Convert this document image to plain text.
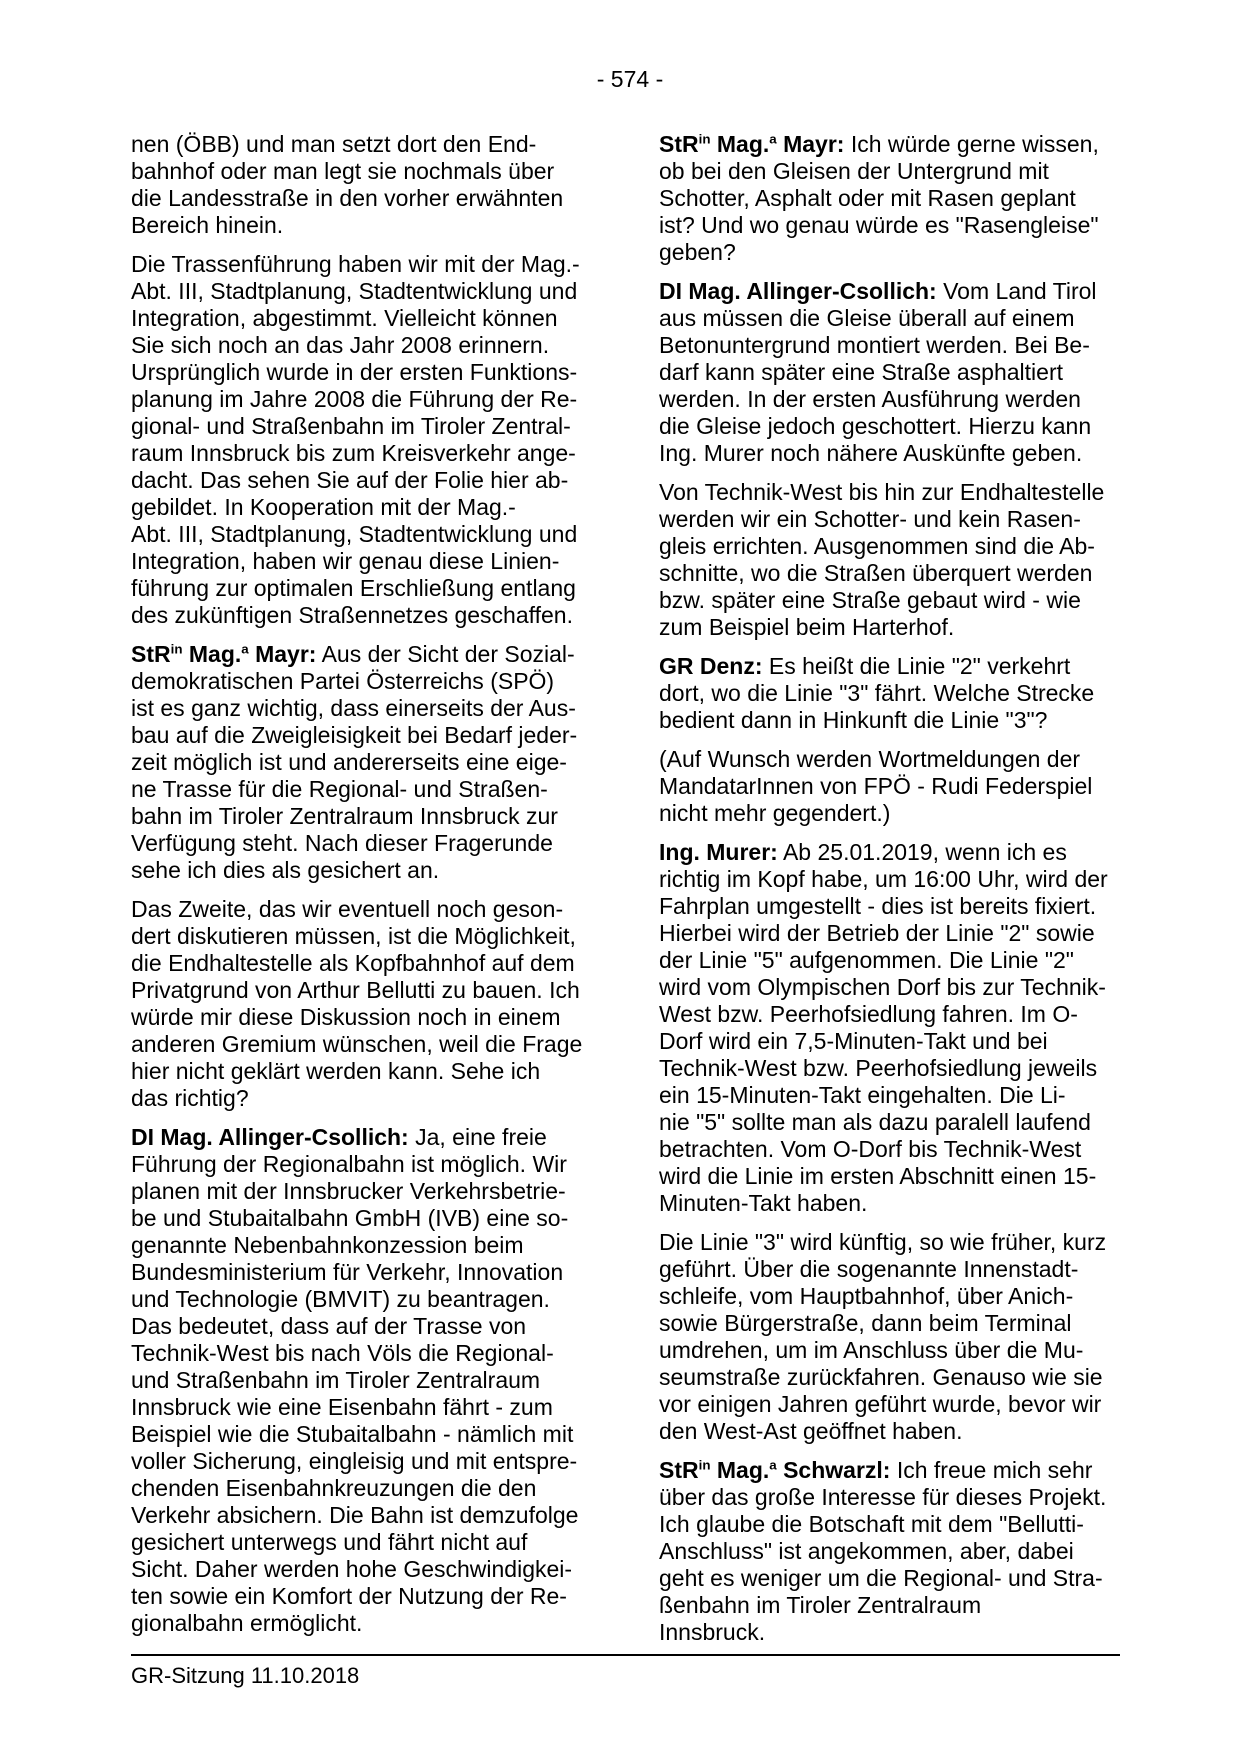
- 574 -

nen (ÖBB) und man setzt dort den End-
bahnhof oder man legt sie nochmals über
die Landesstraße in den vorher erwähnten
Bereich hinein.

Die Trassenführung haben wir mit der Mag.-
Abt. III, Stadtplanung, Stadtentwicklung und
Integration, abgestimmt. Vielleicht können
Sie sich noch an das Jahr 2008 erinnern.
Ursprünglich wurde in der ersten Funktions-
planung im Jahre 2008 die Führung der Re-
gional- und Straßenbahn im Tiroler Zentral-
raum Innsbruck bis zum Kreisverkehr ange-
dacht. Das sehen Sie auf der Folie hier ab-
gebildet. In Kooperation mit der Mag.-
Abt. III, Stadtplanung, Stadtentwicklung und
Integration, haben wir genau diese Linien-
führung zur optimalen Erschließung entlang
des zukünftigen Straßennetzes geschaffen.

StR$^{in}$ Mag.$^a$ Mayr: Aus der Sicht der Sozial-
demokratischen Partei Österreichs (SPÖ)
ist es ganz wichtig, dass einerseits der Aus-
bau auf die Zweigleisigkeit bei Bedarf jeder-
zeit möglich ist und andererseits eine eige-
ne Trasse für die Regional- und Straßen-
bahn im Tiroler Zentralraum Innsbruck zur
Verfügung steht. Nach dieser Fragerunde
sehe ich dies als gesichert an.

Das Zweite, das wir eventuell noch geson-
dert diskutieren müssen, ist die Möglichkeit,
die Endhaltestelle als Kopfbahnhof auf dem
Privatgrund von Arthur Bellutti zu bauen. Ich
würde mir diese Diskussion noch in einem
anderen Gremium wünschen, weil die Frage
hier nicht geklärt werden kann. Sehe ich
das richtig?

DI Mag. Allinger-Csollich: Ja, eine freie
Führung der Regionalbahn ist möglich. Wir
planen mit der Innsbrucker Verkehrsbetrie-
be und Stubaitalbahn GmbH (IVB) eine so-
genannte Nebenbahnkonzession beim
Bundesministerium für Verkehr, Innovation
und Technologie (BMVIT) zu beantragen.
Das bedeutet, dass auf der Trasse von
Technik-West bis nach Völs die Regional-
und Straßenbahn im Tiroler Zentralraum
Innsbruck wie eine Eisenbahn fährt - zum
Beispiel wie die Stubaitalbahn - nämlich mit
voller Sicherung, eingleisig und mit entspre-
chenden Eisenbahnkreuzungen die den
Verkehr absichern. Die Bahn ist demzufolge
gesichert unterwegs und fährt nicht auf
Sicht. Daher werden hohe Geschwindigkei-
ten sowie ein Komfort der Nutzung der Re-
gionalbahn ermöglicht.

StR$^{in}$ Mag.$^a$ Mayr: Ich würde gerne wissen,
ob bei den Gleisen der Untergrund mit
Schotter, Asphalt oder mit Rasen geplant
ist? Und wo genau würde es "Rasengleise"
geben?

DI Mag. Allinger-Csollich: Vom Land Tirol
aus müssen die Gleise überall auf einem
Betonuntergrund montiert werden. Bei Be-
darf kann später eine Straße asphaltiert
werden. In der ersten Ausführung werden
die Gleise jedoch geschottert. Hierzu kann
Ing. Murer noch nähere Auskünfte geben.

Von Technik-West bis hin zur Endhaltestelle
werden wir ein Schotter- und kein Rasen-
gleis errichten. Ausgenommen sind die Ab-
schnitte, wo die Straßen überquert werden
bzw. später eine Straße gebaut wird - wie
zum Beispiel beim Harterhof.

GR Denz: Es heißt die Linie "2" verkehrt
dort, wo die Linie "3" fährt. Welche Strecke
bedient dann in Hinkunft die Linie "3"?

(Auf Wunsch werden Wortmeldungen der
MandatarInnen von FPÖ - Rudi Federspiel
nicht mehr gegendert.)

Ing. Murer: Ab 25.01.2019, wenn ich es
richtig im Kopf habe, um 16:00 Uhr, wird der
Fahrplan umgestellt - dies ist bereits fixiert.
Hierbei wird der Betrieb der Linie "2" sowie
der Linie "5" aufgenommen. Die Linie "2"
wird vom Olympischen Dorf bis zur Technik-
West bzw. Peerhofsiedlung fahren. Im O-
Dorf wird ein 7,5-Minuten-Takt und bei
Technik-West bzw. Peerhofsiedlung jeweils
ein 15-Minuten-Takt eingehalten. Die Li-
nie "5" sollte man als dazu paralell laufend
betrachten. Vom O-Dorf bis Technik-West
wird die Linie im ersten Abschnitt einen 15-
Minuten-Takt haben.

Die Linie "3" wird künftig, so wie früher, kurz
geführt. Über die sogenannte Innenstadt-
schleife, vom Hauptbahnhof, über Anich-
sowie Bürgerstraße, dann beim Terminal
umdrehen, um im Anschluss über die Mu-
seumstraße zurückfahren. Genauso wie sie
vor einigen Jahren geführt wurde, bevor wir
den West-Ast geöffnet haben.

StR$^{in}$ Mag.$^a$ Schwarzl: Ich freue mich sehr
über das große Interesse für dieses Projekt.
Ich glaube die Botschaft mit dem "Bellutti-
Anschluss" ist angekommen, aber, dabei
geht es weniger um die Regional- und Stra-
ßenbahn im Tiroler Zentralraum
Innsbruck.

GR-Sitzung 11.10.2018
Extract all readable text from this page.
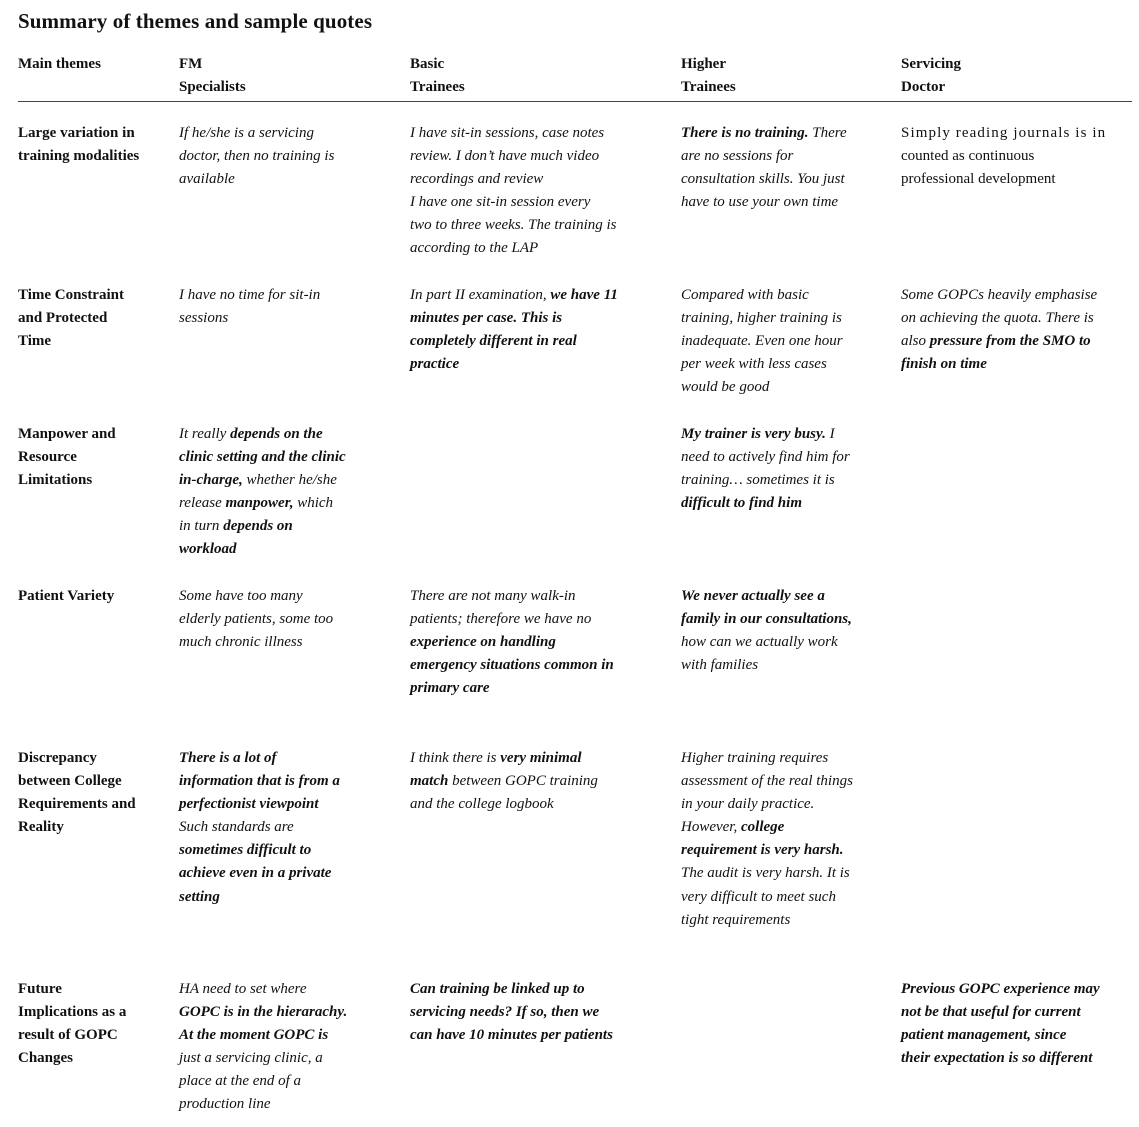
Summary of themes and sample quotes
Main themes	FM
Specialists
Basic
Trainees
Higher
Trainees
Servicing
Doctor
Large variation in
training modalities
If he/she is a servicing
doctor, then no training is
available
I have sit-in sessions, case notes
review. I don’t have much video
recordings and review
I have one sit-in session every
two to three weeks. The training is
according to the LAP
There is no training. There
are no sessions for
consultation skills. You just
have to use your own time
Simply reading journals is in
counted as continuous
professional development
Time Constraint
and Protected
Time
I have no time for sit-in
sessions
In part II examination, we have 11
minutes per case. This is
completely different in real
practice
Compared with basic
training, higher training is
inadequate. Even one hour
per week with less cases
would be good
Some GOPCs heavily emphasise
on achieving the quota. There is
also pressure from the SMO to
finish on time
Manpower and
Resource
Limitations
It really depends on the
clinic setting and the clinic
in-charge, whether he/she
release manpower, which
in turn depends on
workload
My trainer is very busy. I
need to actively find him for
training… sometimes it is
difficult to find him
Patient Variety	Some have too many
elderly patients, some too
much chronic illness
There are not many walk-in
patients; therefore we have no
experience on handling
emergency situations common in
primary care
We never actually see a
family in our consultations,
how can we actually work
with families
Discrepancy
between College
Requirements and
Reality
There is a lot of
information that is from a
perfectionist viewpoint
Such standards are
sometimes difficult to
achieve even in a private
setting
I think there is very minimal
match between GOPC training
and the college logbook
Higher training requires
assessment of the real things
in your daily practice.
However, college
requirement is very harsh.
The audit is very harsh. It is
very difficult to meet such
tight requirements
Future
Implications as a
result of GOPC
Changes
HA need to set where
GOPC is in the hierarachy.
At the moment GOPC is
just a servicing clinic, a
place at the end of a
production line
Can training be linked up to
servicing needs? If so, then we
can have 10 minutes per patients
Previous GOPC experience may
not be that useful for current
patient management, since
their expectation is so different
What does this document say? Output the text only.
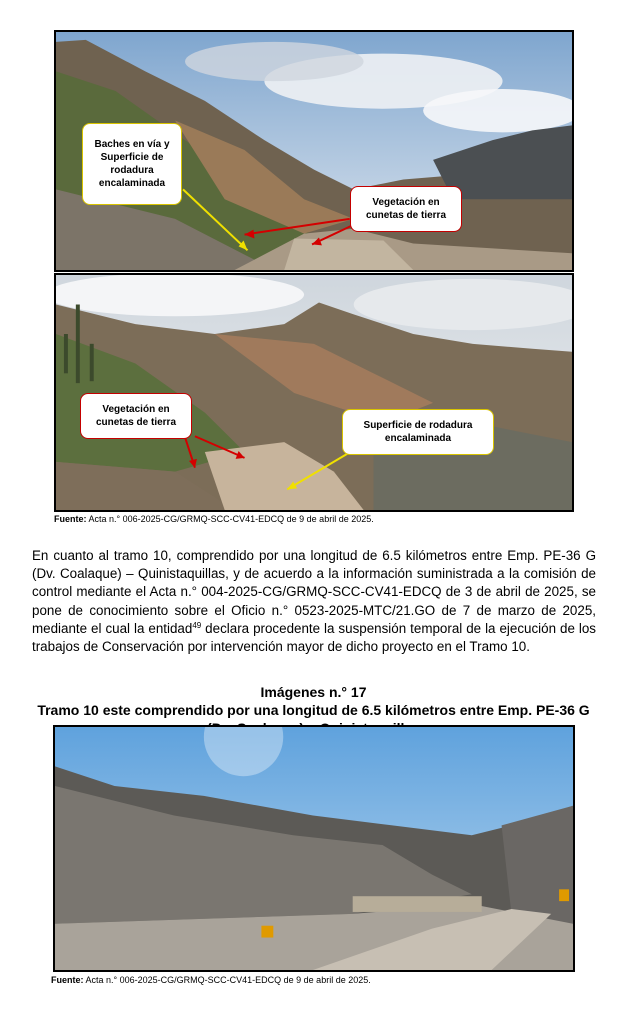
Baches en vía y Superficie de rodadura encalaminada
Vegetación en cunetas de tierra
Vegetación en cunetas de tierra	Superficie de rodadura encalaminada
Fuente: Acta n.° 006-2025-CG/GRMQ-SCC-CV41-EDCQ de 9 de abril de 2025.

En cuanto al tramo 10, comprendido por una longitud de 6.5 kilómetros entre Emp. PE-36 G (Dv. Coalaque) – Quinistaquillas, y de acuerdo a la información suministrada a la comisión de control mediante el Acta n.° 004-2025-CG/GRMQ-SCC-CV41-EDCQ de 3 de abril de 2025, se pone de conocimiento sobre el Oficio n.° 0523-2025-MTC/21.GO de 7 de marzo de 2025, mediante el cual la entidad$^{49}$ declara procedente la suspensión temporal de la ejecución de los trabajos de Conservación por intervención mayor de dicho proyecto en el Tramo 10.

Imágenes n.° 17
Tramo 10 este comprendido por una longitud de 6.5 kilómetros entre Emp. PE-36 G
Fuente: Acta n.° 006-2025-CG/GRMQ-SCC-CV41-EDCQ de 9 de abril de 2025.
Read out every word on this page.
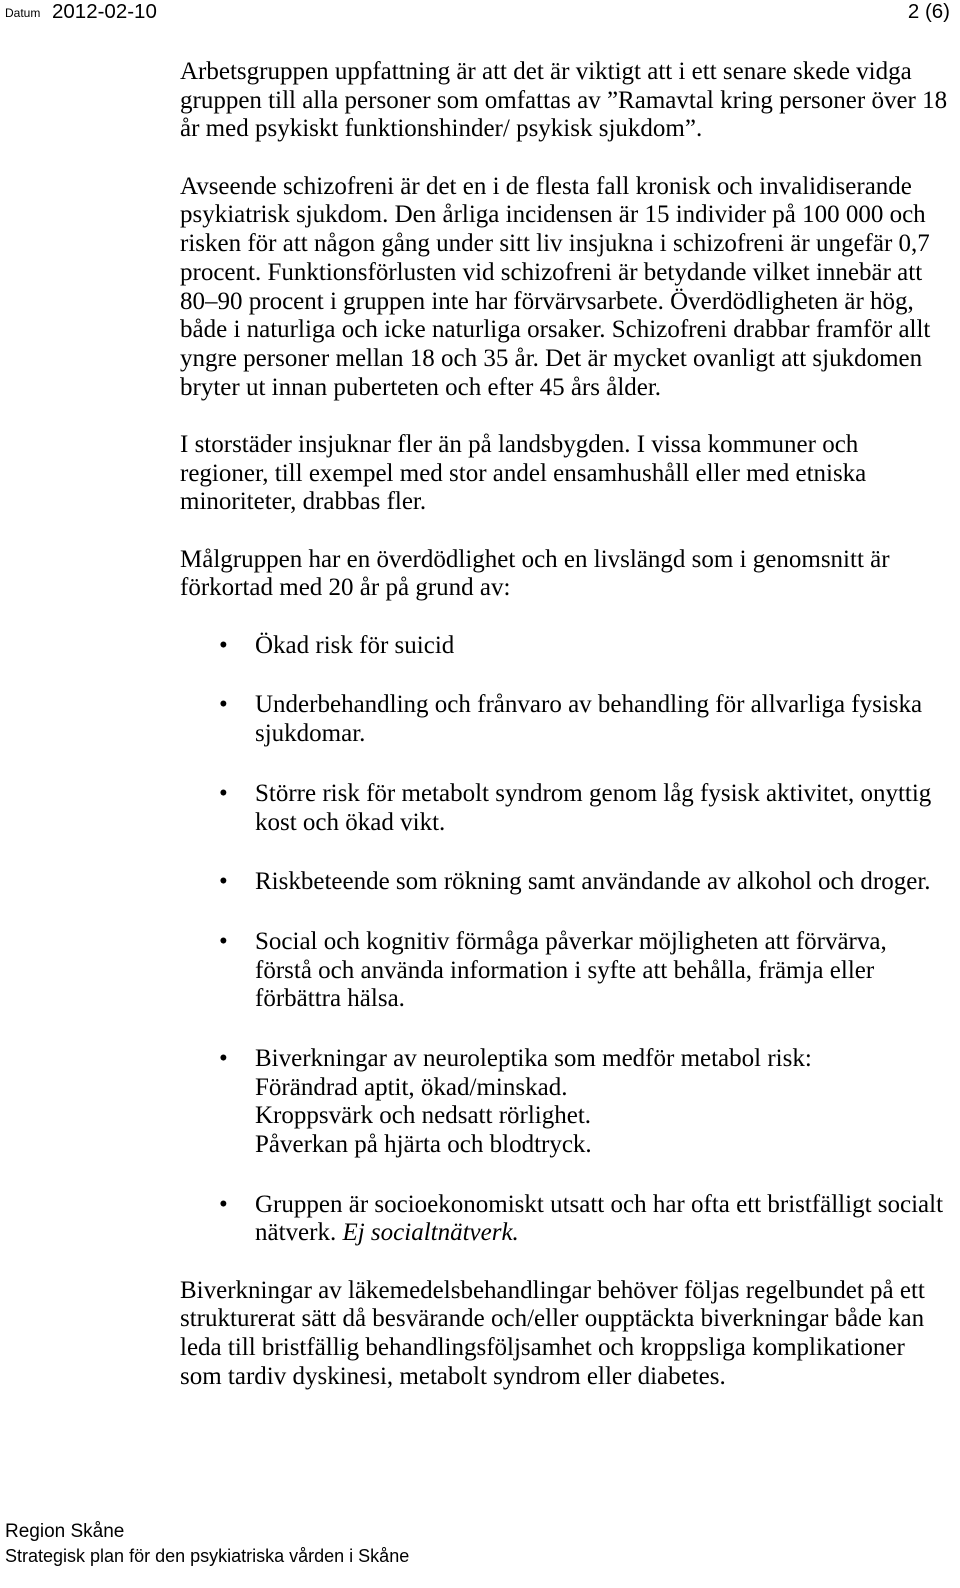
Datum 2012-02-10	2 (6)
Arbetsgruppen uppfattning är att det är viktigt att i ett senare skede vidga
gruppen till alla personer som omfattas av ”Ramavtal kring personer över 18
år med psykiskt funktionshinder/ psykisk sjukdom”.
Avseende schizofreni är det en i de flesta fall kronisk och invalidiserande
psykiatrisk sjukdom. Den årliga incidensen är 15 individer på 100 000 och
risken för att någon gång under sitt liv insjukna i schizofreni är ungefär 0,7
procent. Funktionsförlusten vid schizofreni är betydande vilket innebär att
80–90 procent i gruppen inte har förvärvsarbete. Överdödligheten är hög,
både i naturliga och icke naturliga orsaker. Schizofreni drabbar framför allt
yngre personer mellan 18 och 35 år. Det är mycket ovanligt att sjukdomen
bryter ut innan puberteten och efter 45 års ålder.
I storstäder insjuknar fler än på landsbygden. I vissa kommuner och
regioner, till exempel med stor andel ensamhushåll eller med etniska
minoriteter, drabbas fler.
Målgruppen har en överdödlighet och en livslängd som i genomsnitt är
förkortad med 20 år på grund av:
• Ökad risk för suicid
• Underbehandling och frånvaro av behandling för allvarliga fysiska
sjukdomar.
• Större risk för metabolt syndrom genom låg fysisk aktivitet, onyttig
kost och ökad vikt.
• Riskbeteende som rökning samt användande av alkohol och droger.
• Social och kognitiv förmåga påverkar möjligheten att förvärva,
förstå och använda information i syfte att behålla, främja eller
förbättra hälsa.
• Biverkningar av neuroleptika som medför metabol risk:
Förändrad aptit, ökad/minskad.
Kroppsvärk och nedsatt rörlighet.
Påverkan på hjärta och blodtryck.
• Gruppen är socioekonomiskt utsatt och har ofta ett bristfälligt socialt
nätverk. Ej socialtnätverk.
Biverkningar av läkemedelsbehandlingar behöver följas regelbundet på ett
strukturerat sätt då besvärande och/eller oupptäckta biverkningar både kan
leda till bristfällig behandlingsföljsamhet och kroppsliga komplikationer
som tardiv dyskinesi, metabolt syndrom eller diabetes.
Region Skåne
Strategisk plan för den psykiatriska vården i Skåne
◆ ◆ ◆ ◆ ◆ ◆ ◆
■ **What the exercise asks**:
From the data above, copy each line where the string "syndrom" appears.

■ **Answer section**:
• Större risk för metabolt syndrom genom låg fysisk aktivitet, onyttig
som tardiv dyskinesi, metabolt syndrom eller diabetes.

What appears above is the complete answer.